_GIVEN DATA_.
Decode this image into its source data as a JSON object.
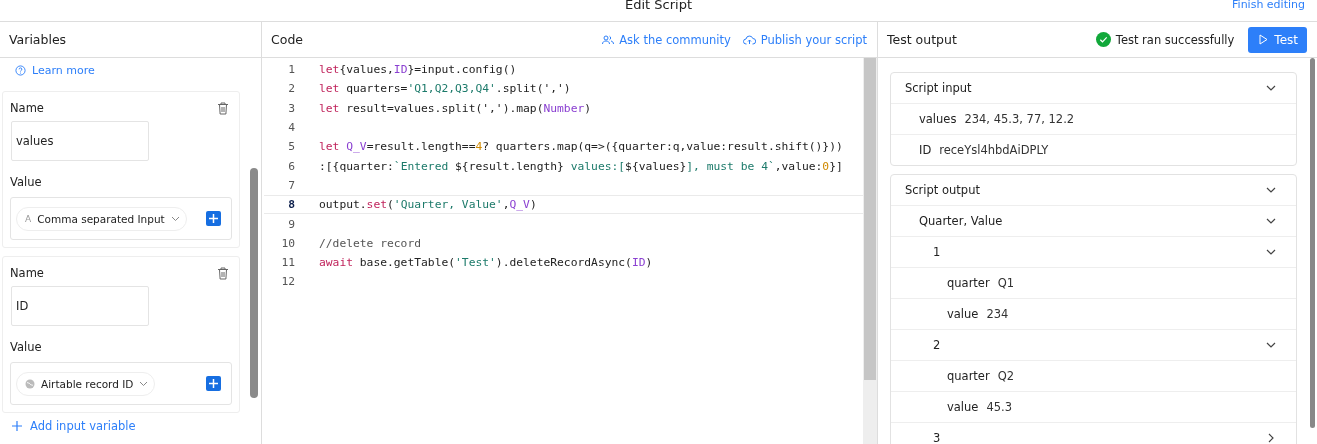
{
  "window": {
    "title": "Edit Script",
    "finish_link": "Finish editing"
  },
  "variables_panel": {
    "title": "Variables",
    "learn_more": "Learn more",
    "add_link": "Add input variable",
    "variables": [
      {
        "name_label": "Name",
        "name": "values",
        "value_label": "Value",
        "value_type": "Comma separated Input",
        "kind": "text",
        "type_glyph": "A"
      },
      {
        "name_label": "Name",
        "name": "ID",
        "value_label": "Value",
        "value_type": "Airtable record ID",
        "kind": "record"
      }
    ]
  },
  "code_panel": {
    "title": "Code",
    "links": [
      {
        "label": "Ask the community",
        "kind": "people"
      },
      {
        "label": "Publish your script",
        "kind": "cloud"
      }
    ],
    "lines": [
      {
        "number": "1",
        "current": false,
        "tokens": [
          {
            "t": "let",
            "kind": "kw"
          },
          {
            "t": "{values,",
            "kind": "plain"
          },
          {
            "t": "ID",
            "kind": "var"
          },
          {
            "t": "}=input.config()",
            "kind": "plain"
          }
        ]
      },
      {
        "number": "2",
        "current": false,
        "tokens": [
          {
            "t": "let",
            "kind": "kw"
          },
          {
            "t": " quarters=",
            "kind": "plain"
          },
          {
            "t": "'Q1,Q2,Q3,Q4'",
            "kind": "str"
          },
          {
            "t": ".split(',')",
            "kind": "plain"
          }
        ]
      },
      {
        "number": "3",
        "current": false,
        "tokens": [
          {
            "t": "let",
            "kind": "kw"
          },
          {
            "t": " result=values.split(',').map(",
            "kind": "plain"
          },
          {
            "t": "Number",
            "kind": "var"
          },
          {
            "t": ")",
            "kind": "plain"
          }
        ]
      },
      {
        "number": "4",
        "current": false
      },
      {
        "number": "5",
        "current": false,
        "tokens": [
          {
            "t": "let ",
            "kind": "kw"
          },
          {
            "t": "Q_V",
            "kind": "var"
          },
          {
            "t": "=result.length==",
            "kind": "plain"
          },
          {
            "t": "4",
            "kind": "num"
          },
          {
            "t": "? quarters.map(q=>({quarter:q,value:result.shift()}))",
            "kind": "plain"
          }
        ]
      },
      {
        "number": "6",
        "current": false,
        "tokens": [
          {
            "t": ":[{quarter:",
            "kind": "plain"
          },
          {
            "t": "`Entered ",
            "kind": "str"
          },
          {
            "t": "${result.length}",
            "kind": "plain"
          },
          {
            "t": " values:[",
            "kind": "str"
          },
          {
            "t": "${values}",
            "kind": "plain"
          },
          {
            "t": "], must be 4`",
            "kind": "str"
          },
          {
            "t": ",value:",
            "kind": "plain"
          },
          {
            "t": "0",
            "kind": "num"
          },
          {
            "t": "}]",
            "kind": "plain"
          }
        ]
      },
      {
        "number": "7",
        "current": false
      },
      {
        "number": "8",
        "current": true,
        "tokens": [
          {
            "t": "output.",
            "kind": "plain"
          },
          {
            "t": "set",
            "kind": "kw"
          },
          {
            "t": "(",
            "kind": "plain"
          },
          {
            "t": "'Quarter, Value'",
            "kind": "str"
          },
          {
            "t": ",",
            "kind": "plain"
          },
          {
            "t": "Q_V",
            "kind": "var"
          },
          {
            "t": ")",
            "kind": "plain"
          }
        ]
      },
      {
        "number": "9",
        "current": false
      },
      {
        "number": "10",
        "current": false,
        "tokens": [
          {
            "t": "//delete record",
            "kind": "comment"
          }
        ]
      },
      {
        "number": "11",
        "current": false,
        "tokens": [
          {
            "t": "await",
            "kind": "kw"
          },
          {
            "t": " base.getTable(",
            "kind": "plain"
          },
          {
            "t": "'Test'",
            "kind": "str"
          },
          {
            "t": ").deleteRecordAsync(",
            "kind": "plain"
          },
          {
            "t": "ID",
            "kind": "var"
          },
          {
            "t": ")",
            "kind": "plain"
          }
        ]
      },
      {
        "number": "12",
        "current": false
      }
    ]
  },
  "test_panel": {
    "title": "Test output",
    "status": "Test ran successfully",
    "test_button": "Test",
    "sections": [
      {
        "label": "Script input",
        "expanded": true,
        "children": [
          {
            "key": "values",
            "value": "234, 45.3, 77, 12.2"
          },
          {
            "key": "ID",
            "value": "receYsl4hbdAiDPLY"
          }
        ]
      },
      {
        "label": "Script output",
        "expanded": true,
        "children": [
          {
            "label": "Quarter, Value",
            "expanded": true,
            "children": [
              {
                "label": "1",
                "expanded": true,
                "children": [
                  {
                    "key": "quarter",
                    "value": "Q1"
                  },
                  {
                    "key": "value",
                    "value": "234"
                  }
                ]
              },
              {
                "label": "2",
                "expanded": true,
                "children": [
                  {
                    "key": "quarter",
                    "value": "Q2"
                  },
                  {
                    "key": "value",
                    "value": "45.3"
                  }
                ]
              },
              {
                "label": "3",
                "expanded": false
              }
            ]
          }
        ]
      }
    ]
  }
}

_INSTRUCTIONS TO FOLLOW_. Tell how many lines hold the string "quarters", giving the number and nothing else.

_ANSWER TO THIS PROBLEM_. 2